◆ WRITTEN PROBLEM: According to one reply in the forum thread below about a failing Freeswitch and drachtio call, what usually causes the "Connection timeout" error? Answer in one to three sentences.

◆ SOURCE EXTRACT:
━━━━━━━━━━━━━━━━━━━━━━━━━━━━━━
Logs for Freeswitch and drachtio for a faulty call

https://gist.github.com/sachinlevel/c31a9b6c8337caf8f3f36d02bedb15c7

these are for two call invites, basically for each call we get two invites one for customer and other for agent, in this call the Agent leg failed, From: "Agent" sip:Agent@FAR_END_IP;tag=BmjQeHH83pr0D

sachinlevel commented 1 year ago

@davehorton did you check the logs ? we are still facing this issue intermittently.

sachinlevel commented 1 year ago

@davehorton these are the required details.

Drachtio logs : https://gist.github.com/sachinlevel/c31a9b6c8337caf8f3f36d02bedb15c7 Freeswitch logs : https://gist.github.com/sachinlevel/aaca04ea2bb2d2bc04a0251474c8b009 Call-ID: 74efd8b3-a1a0-123c-f9a9-42010af06a08 that failed

Request object that failed : https://gist.github.com/sachinlevel/0a80a4e8b0b4e305cf90deadf7598de1

sachinlevel commented 1 year ago

ms.connectCaller(req, res) fails with Connection timeout, and on retrying using same ms.connectCaller(req, res) - using the same request it fails with "Response#send: final response already sent"

byoungdale commented 1 year ago

The "Connection timeout" in the application log you posted is usually because Freeswitch can't reach your Node.js/drachtio-fsmrf app. Can your freeswitch reach X-esl-outbound: VM_PRIVATE_IP:39183? If it cannot, you will get that "Connection timeout" error.

See a similar issue someone had here in a drachtio-fsmrf issue

byoungdale commented 1 year ago

But, the original issue you posted seemed to be something else that isn’t in the last logs you posted. So, there might be multiple issues going on here.

sachinlevel commented 1 year ago

@byoungdale for the issue that you mentioned for them no call is connecting, for us most of the calls are connecting roughly around 3 calls per 100 calls are failing to connect to FS. was wondering why would that happen, and this issue is intermittent , if you can guide us how can we correctly retry to connect to FS, that would be helpful since retrying same request is failing with "Response#send: final response already sent"
━━━━━━━━━━━━━━━━━━━━━━━━━━━━━━
◆ GIVEN MATERIAL:
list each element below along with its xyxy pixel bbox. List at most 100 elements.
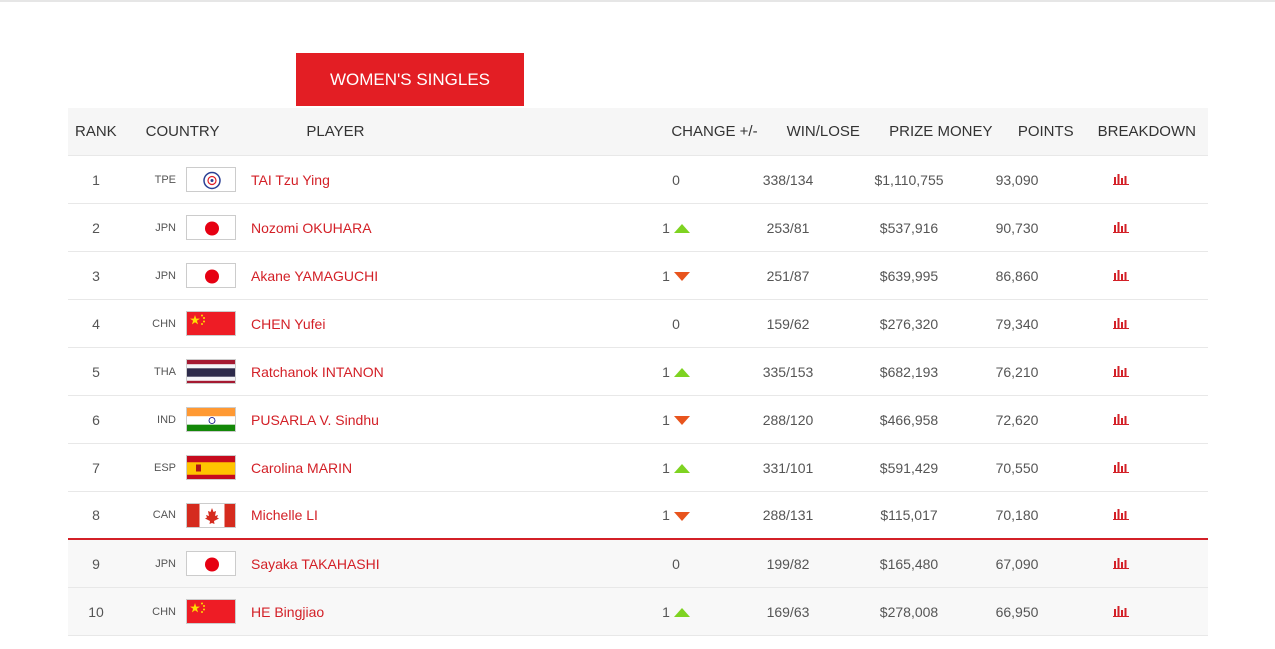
━━━━━━━━━━━━━━━━━━━━━━━━━━━━━━
◆ REPLY TO THE TASK: The error usually happens because Freeswitch can't reach the Node.js/drachtio-fsmrf app. If Freeswitch cannot reach the address given in X-esl-outbound, VM_PRIVATE_IP:39183, the "Connection timeout" error results.